◆ Records for the task:
__________________________________________________

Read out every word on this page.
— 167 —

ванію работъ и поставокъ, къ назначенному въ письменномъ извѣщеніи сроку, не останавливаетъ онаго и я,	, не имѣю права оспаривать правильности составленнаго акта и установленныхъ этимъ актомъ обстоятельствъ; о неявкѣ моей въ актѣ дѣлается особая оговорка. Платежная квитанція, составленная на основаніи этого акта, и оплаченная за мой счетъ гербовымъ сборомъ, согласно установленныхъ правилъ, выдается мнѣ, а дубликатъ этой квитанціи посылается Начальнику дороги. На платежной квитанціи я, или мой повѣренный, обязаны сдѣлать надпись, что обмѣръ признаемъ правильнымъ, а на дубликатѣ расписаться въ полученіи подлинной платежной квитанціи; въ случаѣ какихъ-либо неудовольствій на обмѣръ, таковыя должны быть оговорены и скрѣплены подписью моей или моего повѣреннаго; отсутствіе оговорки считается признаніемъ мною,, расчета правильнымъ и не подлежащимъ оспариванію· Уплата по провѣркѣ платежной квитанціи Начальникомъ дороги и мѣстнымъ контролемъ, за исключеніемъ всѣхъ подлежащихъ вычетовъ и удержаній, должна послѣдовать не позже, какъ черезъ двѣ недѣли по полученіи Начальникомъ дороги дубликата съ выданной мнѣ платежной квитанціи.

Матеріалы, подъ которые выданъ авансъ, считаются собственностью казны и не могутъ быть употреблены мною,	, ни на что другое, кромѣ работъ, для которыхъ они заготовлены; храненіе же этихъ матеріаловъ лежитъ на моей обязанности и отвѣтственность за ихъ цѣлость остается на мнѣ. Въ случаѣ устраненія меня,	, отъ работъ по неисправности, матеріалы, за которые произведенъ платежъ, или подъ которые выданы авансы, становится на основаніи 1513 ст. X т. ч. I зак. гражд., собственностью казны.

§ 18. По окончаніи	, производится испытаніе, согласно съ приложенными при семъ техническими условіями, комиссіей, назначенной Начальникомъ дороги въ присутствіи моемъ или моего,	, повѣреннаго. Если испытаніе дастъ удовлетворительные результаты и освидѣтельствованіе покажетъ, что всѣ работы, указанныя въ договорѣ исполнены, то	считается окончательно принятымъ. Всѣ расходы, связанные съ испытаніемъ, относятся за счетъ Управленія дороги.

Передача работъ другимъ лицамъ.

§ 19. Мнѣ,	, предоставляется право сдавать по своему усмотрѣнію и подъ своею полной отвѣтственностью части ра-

__________________________________________________

◆ What to produce:
Write out every entry again, keeping each line exactly the same.

◆ Answer to this problem:
Read out every word on this page.
— 167 —

ванію работъ и поставокъ, къ назначенному въ письменномъ извѣщеніи сроку, не останавливаетъ онаго и я,	, не имѣю права оспаривать правильности составленнаго акта и установленныхъ этимъ актомъ обстоятельствъ; о неявкѣ моей въ актѣ дѣлается особая оговорка. Платежная квитанція, составленная на основаніи этого акта, и оплаченная за мой счетъ гербовымъ сборомъ, согласно установленныхъ правилъ, выдается мнѣ, а дубликатъ этой квитанціи посылается Начальнику дороги. На платежной квитанціи я, или мой повѣренный, обязаны сдѣлать надпись, что обмѣръ признаемъ правильнымъ, а на дубликатѣ расписаться въ полученіи подлинной платежной квитанціи; въ случаѣ какихъ-либо неудовольствій на обмѣръ, таковыя должны быть оговорены и скрѣплены подписью моей или моего повѣреннаго; отсутствіе оговорки считается признаніемъ мною,, расчета правильнымъ и не подлежащимъ оспариванію· Уплата по провѣркѣ платежной квитанціи Начальникомъ дороги и мѣстнымъ контролемъ, за исключеніемъ всѣхъ подлежащихъ вычетовъ и удержаній, должна послѣдовать не позже, какъ черезъ двѣ недѣли по полученіи Начальникомъ дороги дубликата съ выданной мнѣ платежной квитанціи.

Матеріалы, подъ которые выданъ авансъ, считаются собственностью казны и не могутъ быть употреблены мною,	, ни на что другое, кромѣ работъ, для которыхъ они заготовлены; храненіе же этихъ матеріаловъ лежитъ на моей обязанности и отвѣтственность за ихъ цѣлость остается на мнѣ. Въ случаѣ устраненія меня,	, отъ работъ по неисправности, матеріалы, за которые произведенъ платежъ, или подъ которые выданы авансы, становится на основаніи 1513 ст. X т. ч. I зак. гражд., собственностью казны.

§ 18. По окончаніи	, производится испытаніе, согласно съ приложенными при семъ техническими условіями, комиссіей, назначенной Начальникомъ дороги въ присутствіи моемъ или моего,	, повѣреннаго. Если испытаніе дастъ удовлетворительные результаты и освидѣтельствованіе покажетъ, что всѣ работы, указанныя въ договорѣ исполнены, то	считается окончательно принятымъ. Всѣ расходы, связанные съ испытаніемъ, относятся за счетъ Управленія дороги.

Передача работъ другимъ лицамъ.

§ 19. Мнѣ,	, предоставляется право сдавать по своему усмотрѣнію и подъ своею полной отвѣтственностью части ра-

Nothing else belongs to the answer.